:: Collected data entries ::
▶

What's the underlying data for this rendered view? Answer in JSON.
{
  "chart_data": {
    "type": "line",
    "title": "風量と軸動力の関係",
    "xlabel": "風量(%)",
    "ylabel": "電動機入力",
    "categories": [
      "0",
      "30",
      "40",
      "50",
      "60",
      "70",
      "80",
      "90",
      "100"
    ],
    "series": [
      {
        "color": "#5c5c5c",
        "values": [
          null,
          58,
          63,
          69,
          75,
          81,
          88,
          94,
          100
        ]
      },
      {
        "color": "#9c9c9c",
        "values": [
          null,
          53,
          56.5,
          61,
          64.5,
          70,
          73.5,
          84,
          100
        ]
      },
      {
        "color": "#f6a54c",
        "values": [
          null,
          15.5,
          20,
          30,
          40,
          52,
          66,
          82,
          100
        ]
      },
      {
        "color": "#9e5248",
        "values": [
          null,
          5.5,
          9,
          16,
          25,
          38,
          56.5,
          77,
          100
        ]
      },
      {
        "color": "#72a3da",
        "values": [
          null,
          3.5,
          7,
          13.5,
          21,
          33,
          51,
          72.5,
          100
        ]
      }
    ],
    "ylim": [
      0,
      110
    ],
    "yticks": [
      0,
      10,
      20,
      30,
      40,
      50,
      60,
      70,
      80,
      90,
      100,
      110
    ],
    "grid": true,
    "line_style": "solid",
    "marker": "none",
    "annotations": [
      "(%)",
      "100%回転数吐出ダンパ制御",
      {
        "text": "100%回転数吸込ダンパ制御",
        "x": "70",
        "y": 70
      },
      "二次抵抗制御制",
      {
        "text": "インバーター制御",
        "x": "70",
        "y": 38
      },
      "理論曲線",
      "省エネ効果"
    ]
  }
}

◀

:: Given exercise ::
Give back the data above exactly as it appears.

:: Correct result ::
What's the underlying data for this rendered view? Answer in JSON.
{
  "chart_data": {
    "type": "line",
    "title": "風量と軸動力の関係",
    "xlabel": "風量(%)",
    "ylabel": "電動機入力",
    "categories": [
      "0",
      "30",
      "40",
      "50",
      "60",
      "70",
      "80",
      "90",
      "100"
    ],
    "series": [
      {
        "color": "#5c5c5c",
        "values": [
          null,
          58,
          63,
          69,
          75,
          81,
          88,
          94,
          100
        ]
      },
      {
        "color": "#9c9c9c",
        "values": [
          null,
          53,
          56.5,
          61,
          64.5,
          70,
          73.5,
          84,
          100
        ]
      },
      {
        "color": "#f6a54c",
        "values": [
          null,
          15.5,
          20,
          30,
          40,
          52,
          66,
          82,
          100
        ]
      },
      {
        "color": "#9e5248",
        "values": [
          null,
          5.5,
          9,
          16,
          25,
          38,
          56.5,
          77,
          100
        ]
      },
      {
        "color": "#72a3da",
        "values": [
          null,
          3.5,
          7,
          13.5,
          21,
          33,
          51,
          72.5,
          100
        ]
      }
    ],
    "ylim": [
      0,
      110
    ],
    "yticks": [
      0,
      10,
      20,
      30,
      40,
      50,
      60,
      70,
      80,
      90,
      100,
      110
    ],
    "grid": true,
    "line_style": "solid",
    "marker": "none",
    "annotations": [
      "(%)",
      "100%回転数吐出ダンパ制御",
      {
        "text": "100%回転数吸込ダンパ制御",
        "x": "70",
        "y": 70
      },
      "二次抵抗制御制",
      {
        "text": "インバーター制御",
        "x": "70",
        "y": 38
      },
      "理論曲線",
      "省エネ効果"
    ]
  }
}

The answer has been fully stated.